* **Task goal**
Copy out every line of the data exactly.

· · · ·

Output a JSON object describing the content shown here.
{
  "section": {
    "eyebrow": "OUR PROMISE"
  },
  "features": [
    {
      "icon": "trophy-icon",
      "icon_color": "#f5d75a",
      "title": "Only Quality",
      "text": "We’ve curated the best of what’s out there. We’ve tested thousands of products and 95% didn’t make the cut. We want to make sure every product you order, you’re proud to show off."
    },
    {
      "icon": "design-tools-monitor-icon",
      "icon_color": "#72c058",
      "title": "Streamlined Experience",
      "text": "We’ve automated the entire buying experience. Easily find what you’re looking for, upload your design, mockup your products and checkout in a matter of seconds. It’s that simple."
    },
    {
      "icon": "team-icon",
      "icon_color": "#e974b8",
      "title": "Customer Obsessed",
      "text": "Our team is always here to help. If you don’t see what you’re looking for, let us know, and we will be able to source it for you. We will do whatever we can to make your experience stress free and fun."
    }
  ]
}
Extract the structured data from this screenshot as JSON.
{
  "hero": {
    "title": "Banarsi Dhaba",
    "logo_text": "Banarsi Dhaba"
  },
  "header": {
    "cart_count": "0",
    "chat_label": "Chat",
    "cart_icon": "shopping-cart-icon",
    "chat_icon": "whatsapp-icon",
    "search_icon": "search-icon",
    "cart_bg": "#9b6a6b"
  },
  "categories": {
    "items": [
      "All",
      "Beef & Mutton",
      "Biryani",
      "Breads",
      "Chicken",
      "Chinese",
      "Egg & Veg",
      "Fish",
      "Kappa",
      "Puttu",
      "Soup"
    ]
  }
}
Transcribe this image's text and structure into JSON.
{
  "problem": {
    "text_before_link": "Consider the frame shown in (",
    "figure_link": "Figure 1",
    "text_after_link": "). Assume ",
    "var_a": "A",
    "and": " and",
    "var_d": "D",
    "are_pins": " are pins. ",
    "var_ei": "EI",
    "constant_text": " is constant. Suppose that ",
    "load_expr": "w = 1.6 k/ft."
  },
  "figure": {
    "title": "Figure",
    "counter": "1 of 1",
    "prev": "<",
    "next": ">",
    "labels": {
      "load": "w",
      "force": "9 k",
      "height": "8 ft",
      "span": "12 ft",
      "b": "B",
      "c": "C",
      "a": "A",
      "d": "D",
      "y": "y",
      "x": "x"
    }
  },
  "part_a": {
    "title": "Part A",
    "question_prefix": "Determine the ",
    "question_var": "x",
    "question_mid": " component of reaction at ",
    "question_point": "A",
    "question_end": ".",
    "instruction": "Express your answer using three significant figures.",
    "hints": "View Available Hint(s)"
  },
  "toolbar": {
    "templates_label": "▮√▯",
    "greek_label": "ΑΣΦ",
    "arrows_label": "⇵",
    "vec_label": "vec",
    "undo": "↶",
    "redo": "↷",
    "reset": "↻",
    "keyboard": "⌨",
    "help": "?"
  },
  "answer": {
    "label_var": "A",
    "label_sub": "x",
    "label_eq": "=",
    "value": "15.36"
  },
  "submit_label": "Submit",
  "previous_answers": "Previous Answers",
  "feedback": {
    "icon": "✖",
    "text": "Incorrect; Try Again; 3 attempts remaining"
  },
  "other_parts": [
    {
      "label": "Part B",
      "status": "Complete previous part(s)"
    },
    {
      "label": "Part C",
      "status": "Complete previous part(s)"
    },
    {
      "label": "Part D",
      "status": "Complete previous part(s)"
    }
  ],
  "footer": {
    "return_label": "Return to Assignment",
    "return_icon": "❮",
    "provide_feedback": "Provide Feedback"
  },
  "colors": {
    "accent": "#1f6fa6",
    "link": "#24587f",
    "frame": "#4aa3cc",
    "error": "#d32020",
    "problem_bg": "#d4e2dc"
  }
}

· · · ·

* **Response**
Output a JSON object describing the content shown here.
{
  "section": {
    "eyebrow": "OUR PROMISE"
  },
  "features": [
    {
      "icon": "trophy-icon",
      "icon_color": "#f5d75a",
      "title": "Only Quality",
      "text": "We’ve curated the best of what’s out there. We’ve tested thousands of products and 95% didn’t make the cut. We want to make sure every product you order, you’re proud to show off."
    },
    {
      "icon": "design-tools-monitor-icon",
      "icon_color": "#72c058",
      "title": "Streamlined Experience",
      "text": "We’ve automated the entire buying experience. Easily find what you’re looking for, upload your design, mockup your products and checkout in a matter of seconds. It’s that simple."
    },
    {
      "icon": "team-icon",
      "icon_color": "#e974b8",
      "title": "Customer Obsessed",
      "text": "Our team is always here to help. If you don’t see what you’re looking for, let us know, and we will be able to source it for you. We will do whatever we can to make your experience stress free and fun."
    }
  ]
}
Extract the structured data from this screenshot as JSON.
{
  "hero": {
    "title": "Banarsi Dhaba",
    "logo_text": "Banarsi Dhaba"
  },
  "header": {
    "cart_count": "0",
    "chat_label": "Chat",
    "cart_icon": "shopping-cart-icon",
    "chat_icon": "whatsapp-icon",
    "search_icon": "search-icon",
    "cart_bg": "#9b6a6b"
  },
  "categories": {
    "items": [
      "All",
      "Beef & Mutton",
      "Biryani",
      "Breads",
      "Chicken",
      "Chinese",
      "Egg & Veg",
      "Fish",
      "Kappa",
      "Puttu",
      "Soup"
    ]
  }
}
Transcribe this image's text and structure into JSON.
{
  "problem": {
    "text_before_link": "Consider the frame shown in (",
    "figure_link": "Figure 1",
    "text_after_link": "). Assume ",
    "var_a": "A",
    "and": " and",
    "var_d": "D",
    "are_pins": " are pins. ",
    "var_ei": "EI",
    "constant_text": " is constant. Suppose that ",
    "load_expr": "w = 1.6 k/ft."
  },
  "figure": {
    "title": "Figure",
    "counter": "1 of 1",
    "prev": "<",
    "next": ">",
    "labels": {
      "load": "w",
      "force": "9 k",
      "height": "8 ft",
      "span": "12 ft",
      "b": "B",
      "c": "C",
      "a": "A",
      "d": "D",
      "y": "y",
      "x": "x"
    }
  },
  "part_a": {
    "title": "Part A",
    "question_prefix": "Determine the ",
    "question_var": "x",
    "question_mid": " component of reaction at ",
    "question_point": "A",
    "question_end": ".",
    "instruction": "Express your answer using three significant figures.",
    "hints": "View Available Hint(s)"
  },
  "toolbar": {
    "templates_label": "▮√▯",
    "greek_label": "ΑΣΦ",
    "arrows_label": "⇵",
    "vec_label": "vec",
    "undo": "↶",
    "redo": "↷",
    "reset": "↻",
    "keyboard": "⌨",
    "help": "?"
  },
  "answer": {
    "label_var": "A",
    "label_sub": "x",
    "label_eq": "=",
    "value": "15.36"
  },
  "submit_label": "Submit",
  "previous_answers": "Previous Answers",
  "feedback": {
    "icon": "✖",
    "text": "Incorrect; Try Again; 3 attempts remaining"
  },
  "other_parts": [
    {
      "label": "Part B",
      "status": "Complete previous part(s)"
    },
    {
      "label": "Part C",
      "status": "Complete previous part(s)"
    },
    {
      "label": "Part D",
      "status": "Complete previous part(s)"
    }
  ],
  "footer": {
    "return_label": "Return to Assignment",
    "return_icon": "❮",
    "provide_feedback": "Provide Feedback"
  },
  "colors": {
    "accent": "#1f6fa6",
    "link": "#24587f",
    "frame": "#4aa3cc",
    "error": "#d32020",
    "problem_bg": "#d4e2dc"
  }
}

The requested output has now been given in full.